## Exercise
Copy out the data exactly, leaving the pictures behind.

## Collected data
------------------------------------------------

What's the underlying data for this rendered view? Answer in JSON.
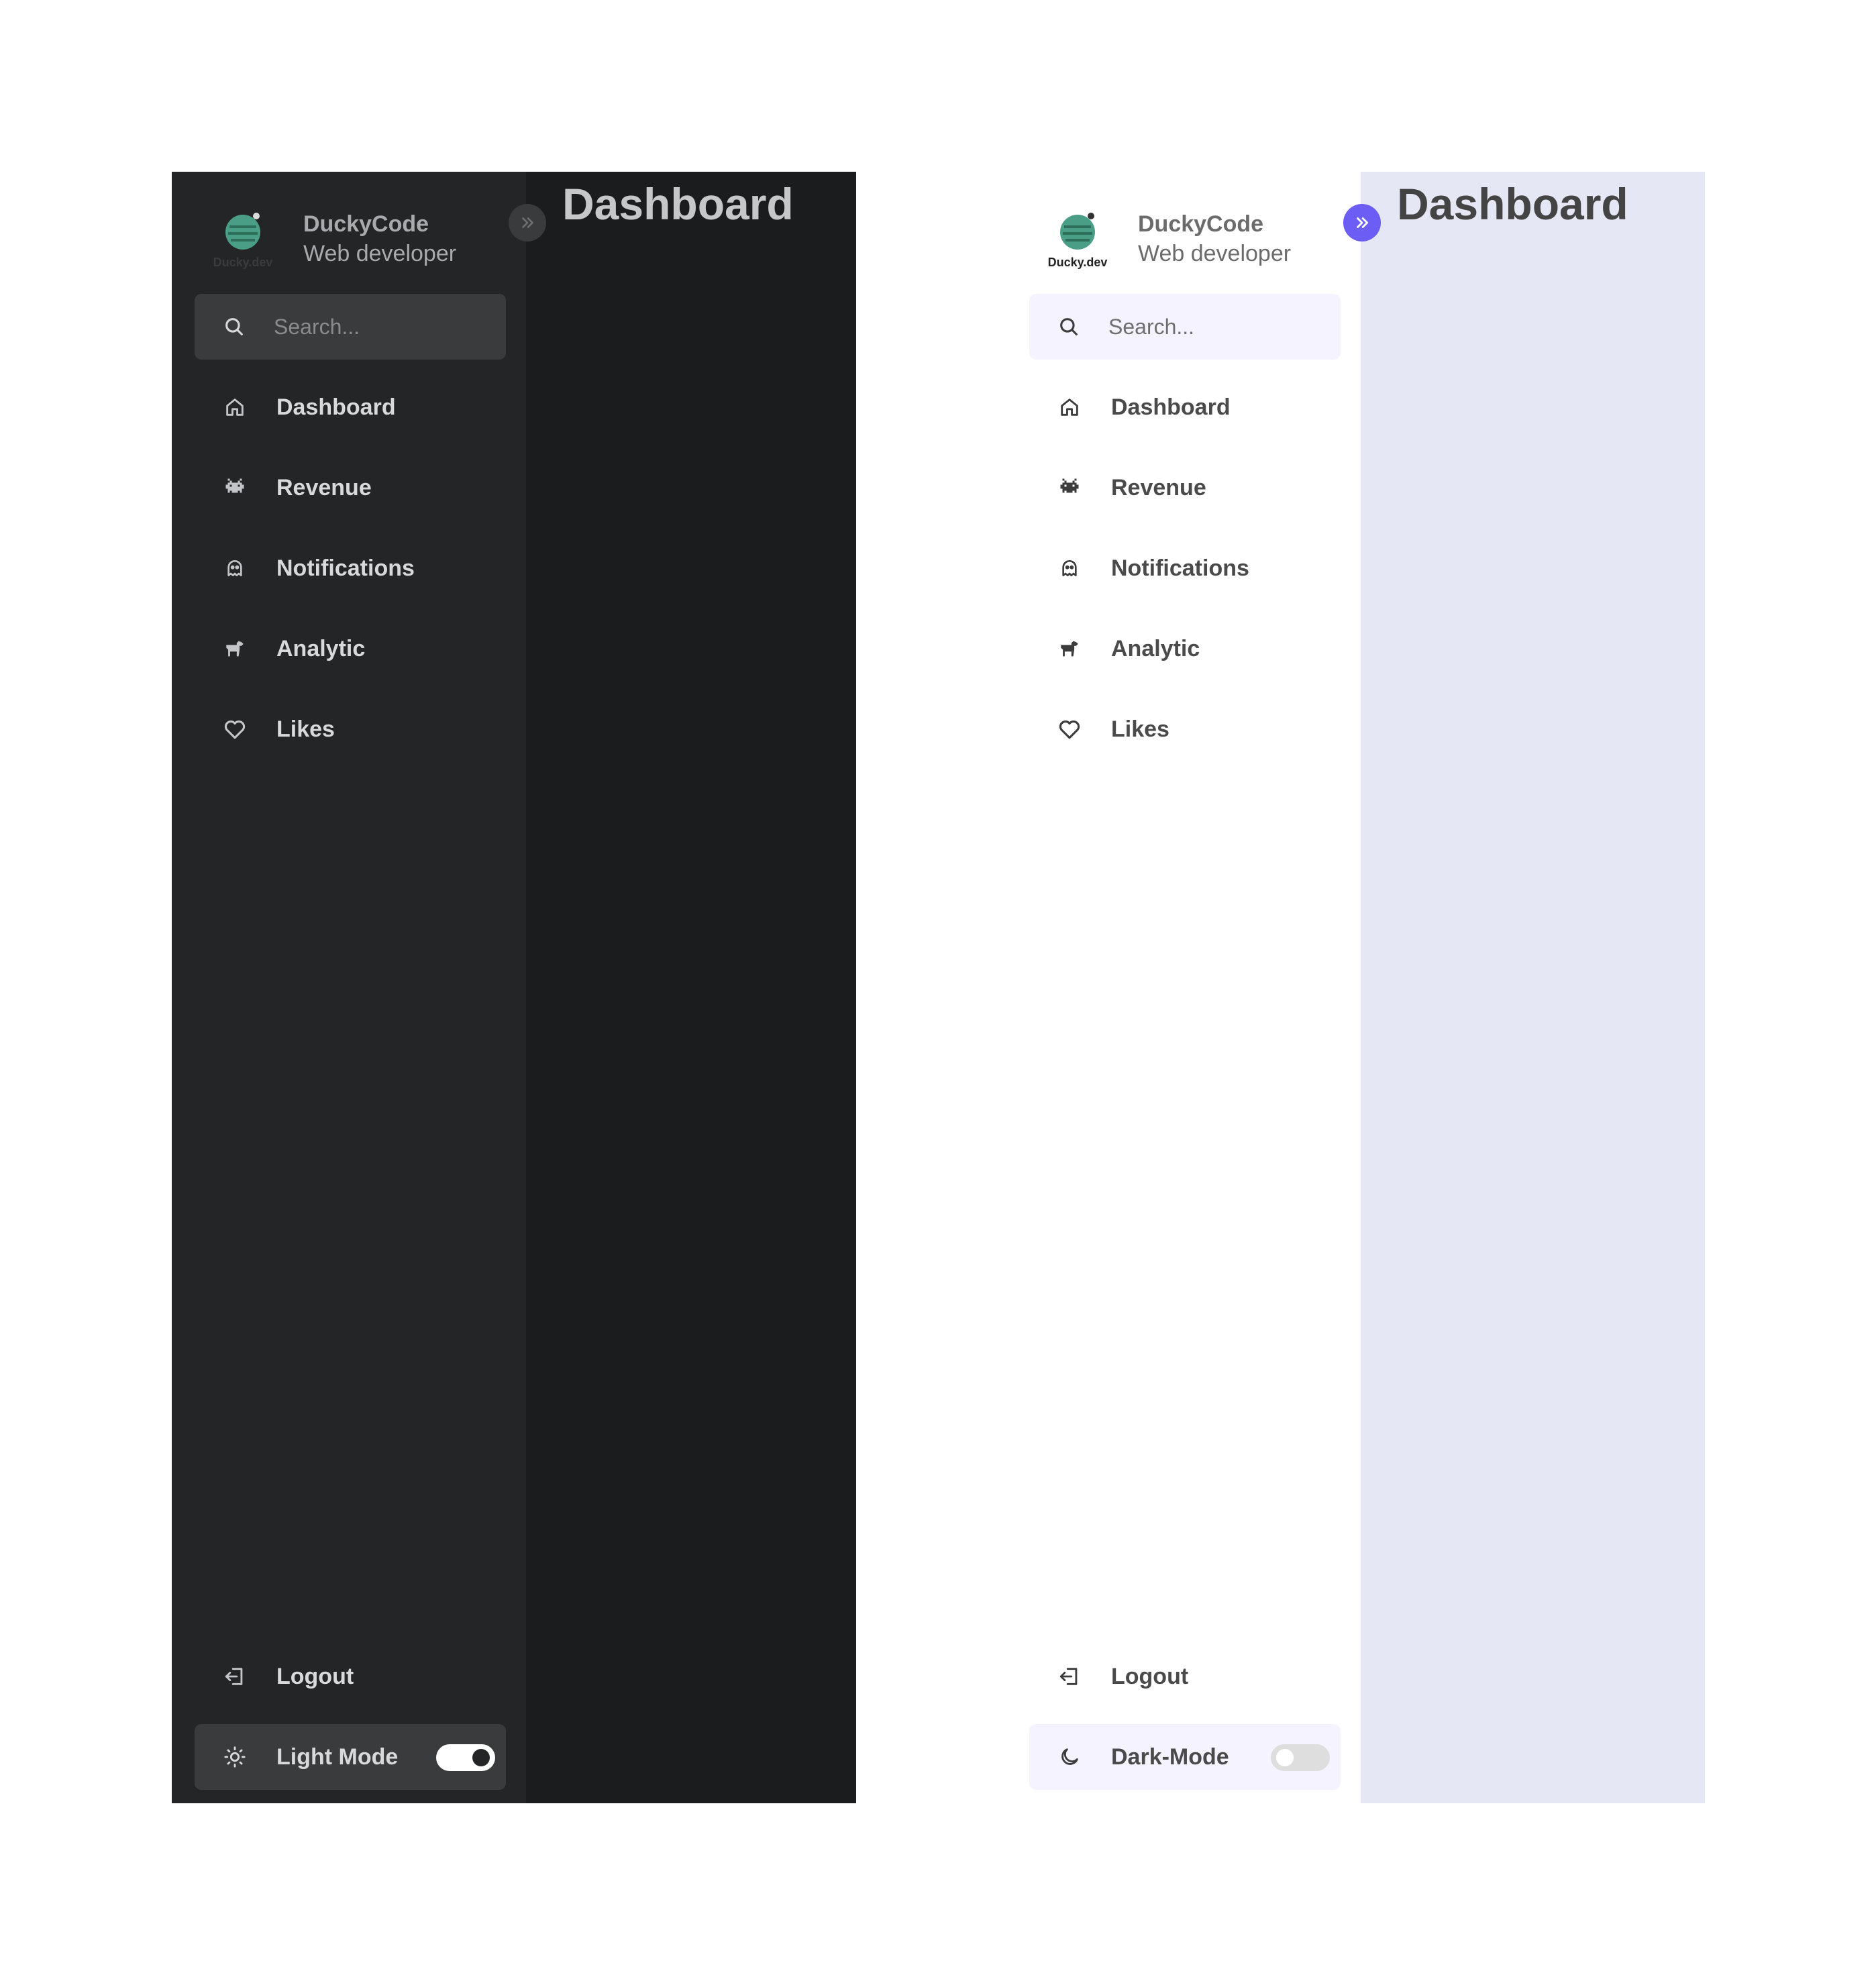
{
  "dark": {
    "brand": {
      "name": "DuckyCode",
      "role": "Web developer",
      "logo_text": "Ducky.dev"
    },
    "search": {
      "placeholder": "Search..."
    },
    "nav": [
      {
        "label": "Dashboard",
        "icon": "home-icon"
      },
      {
        "label": "Revenue",
        "icon": "space-invader-icon"
      },
      {
        "label": "Notifications",
        "icon": "ghost-icon"
      },
      {
        "label": "Analytic",
        "icon": "dog-icon"
      },
      {
        "label": "Likes",
        "icon": "heart-icon"
      }
    ],
    "logout_label": "Logout",
    "mode_label": "Light Mode",
    "mode_switch_on": true,
    "main_title": "Dashboard",
    "colors": {
      "background": "#1b1c1e",
      "sidebar": "#242527"
    }
  },
  "light": {
    "brand": {
      "name": "DuckyCode",
      "role": "Web developer",
      "logo_text": "Ducky.dev"
    },
    "search": {
      "placeholder": "Search..."
    },
    "nav": [
      {
        "label": "Dashboard",
        "icon": "home-icon"
      },
      {
        "label": "Revenue",
        "icon": "space-invader-icon"
      },
      {
        "label": "Notifications",
        "icon": "ghost-icon"
      },
      {
        "label": "Analytic",
        "icon": "dog-icon"
      },
      {
        "label": "Likes",
        "icon": "heart-icon"
      }
    ],
    "logout_label": "Logout",
    "mode_label": "Dark-Mode",
    "mode_switch_on": false,
    "main_title": "Dashboard",
    "colors": {
      "background": "#e6e7f5",
      "sidebar": "#ffffff",
      "accent": "#6c5ef5"
    }
  }
}
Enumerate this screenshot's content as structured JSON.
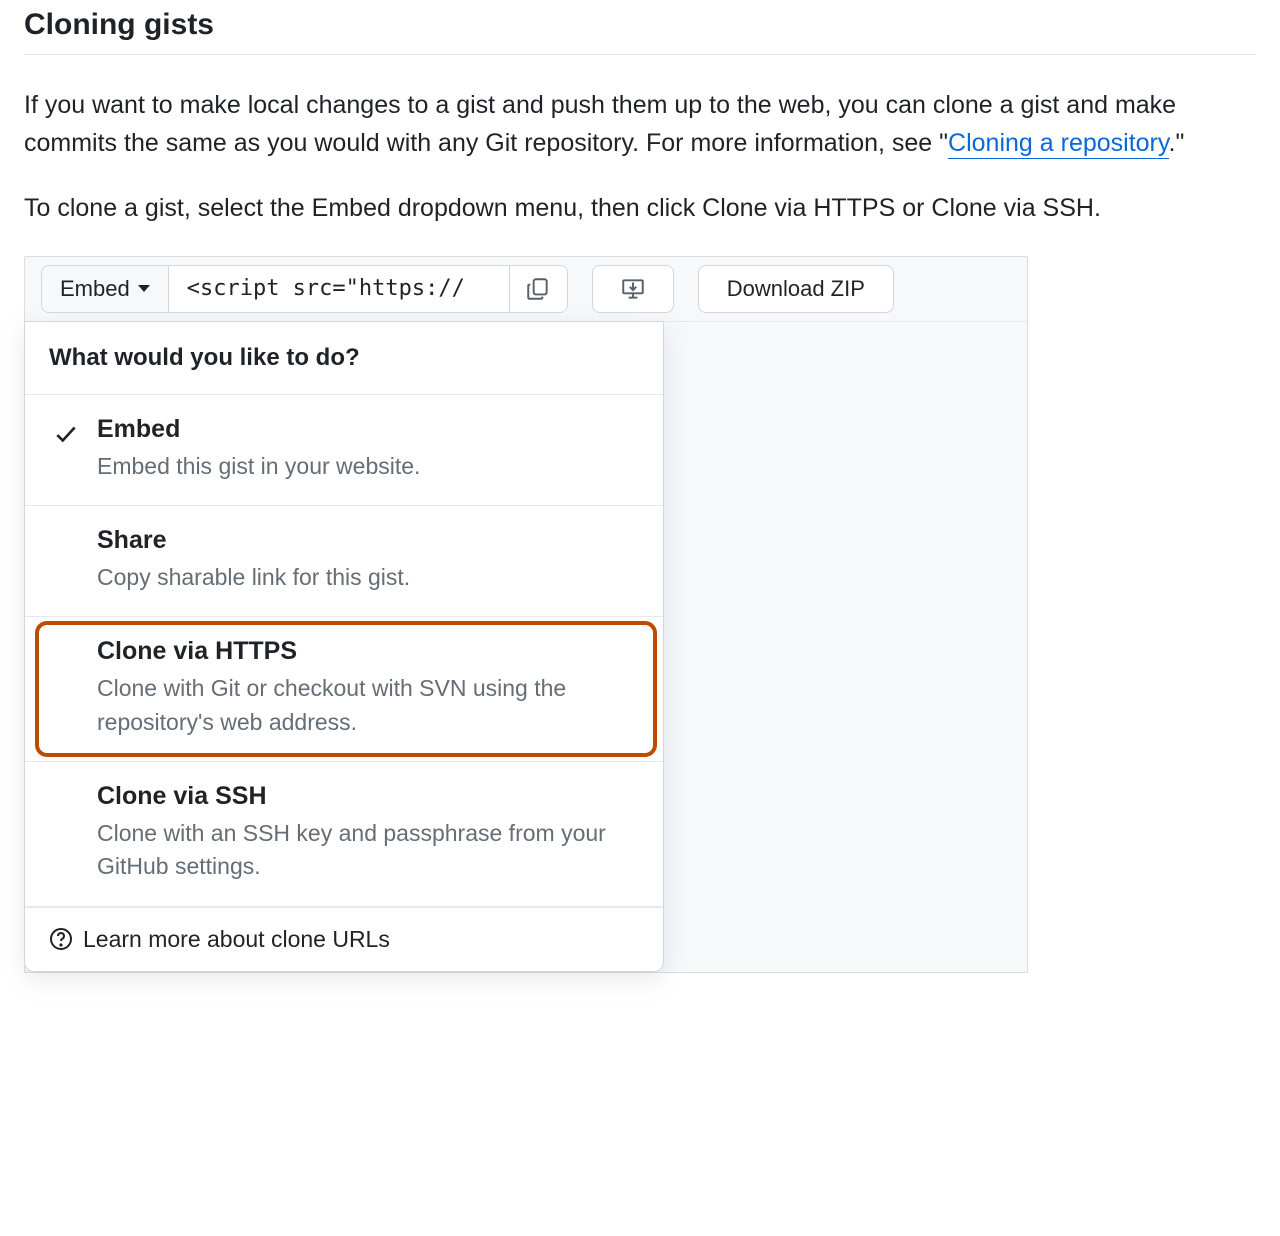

------------------------------------------------

## Solution to the problem
What's the underlying data for this rendered view? Answer in JSON.
{
  "dark": {
    "brand": {
      "name": "DuckyCode",
      "role": "Web developer",
      "logo_text": "Ducky.dev"
    },
    "search": {
      "placeholder": "Search..."
    },
    "nav": [
      {
        "label": "Dashboard",
        "icon": "home-icon"
      },
      {
        "label": "Revenue",
        "icon": "space-invader-icon"
      },
      {
        "label": "Notifications",
        "icon": "ghost-icon"
      },
      {
        "label": "Analytic",
        "icon": "dog-icon"
      },
      {
        "label": "Likes",
        "icon": "heart-icon"
      }
    ],
    "logout_label": "Logout",
    "mode_label": "Light Mode",
    "mode_switch_on": true,
    "main_title": "Dashboard",
    "colors": {
      "background": "#1b1c1e",
      "sidebar": "#242527"
    }
  },
  "light": {
    "brand": {
      "name": "DuckyCode",
      "role": "Web developer",
      "logo_text": "Ducky.dev"
    },
    "search": {
      "placeholder": "Search..."
    },
    "nav": [
      {
        "label": "Dashboard",
        "icon": "home-icon"
      },
      {
        "label": "Revenue",
        "icon": "space-invader-icon"
      },
      {
        "label": "Notifications",
        "icon": "ghost-icon"
      },
      {
        "label": "Analytic",
        "icon": "dog-icon"
      },
      {
        "label": "Likes",
        "icon": "heart-icon"
      }
    ],
    "logout_label": "Logout",
    "mode_label": "Dark-Mode",
    "mode_switch_on": false,
    "main_title": "Dashboard",
    "colors": {
      "background": "#e6e7f5",
      "sidebar": "#ffffff",
      "accent": "#6c5ef5"
    }
  }
}
Enumerate this screenshot's content as structured JSON.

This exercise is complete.